Stored data Block Start

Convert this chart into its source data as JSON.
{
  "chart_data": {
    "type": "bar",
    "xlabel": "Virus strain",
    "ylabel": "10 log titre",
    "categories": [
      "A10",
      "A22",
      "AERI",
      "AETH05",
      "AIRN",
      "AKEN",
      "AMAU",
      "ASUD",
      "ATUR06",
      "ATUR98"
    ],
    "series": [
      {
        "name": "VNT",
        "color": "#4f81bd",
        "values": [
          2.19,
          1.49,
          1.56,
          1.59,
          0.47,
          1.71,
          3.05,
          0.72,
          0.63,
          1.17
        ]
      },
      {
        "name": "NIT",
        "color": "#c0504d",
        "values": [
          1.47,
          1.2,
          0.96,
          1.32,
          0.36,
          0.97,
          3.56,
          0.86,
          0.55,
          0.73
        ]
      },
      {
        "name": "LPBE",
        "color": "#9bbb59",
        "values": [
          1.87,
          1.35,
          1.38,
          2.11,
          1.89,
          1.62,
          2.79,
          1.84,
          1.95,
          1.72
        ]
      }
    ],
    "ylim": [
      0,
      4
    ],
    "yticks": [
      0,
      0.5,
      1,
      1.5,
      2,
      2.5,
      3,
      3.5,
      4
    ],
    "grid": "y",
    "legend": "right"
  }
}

Stored data Block End

The answer is a number alone: how many lines of the data contain the string "color"?

# Response to the exercise
3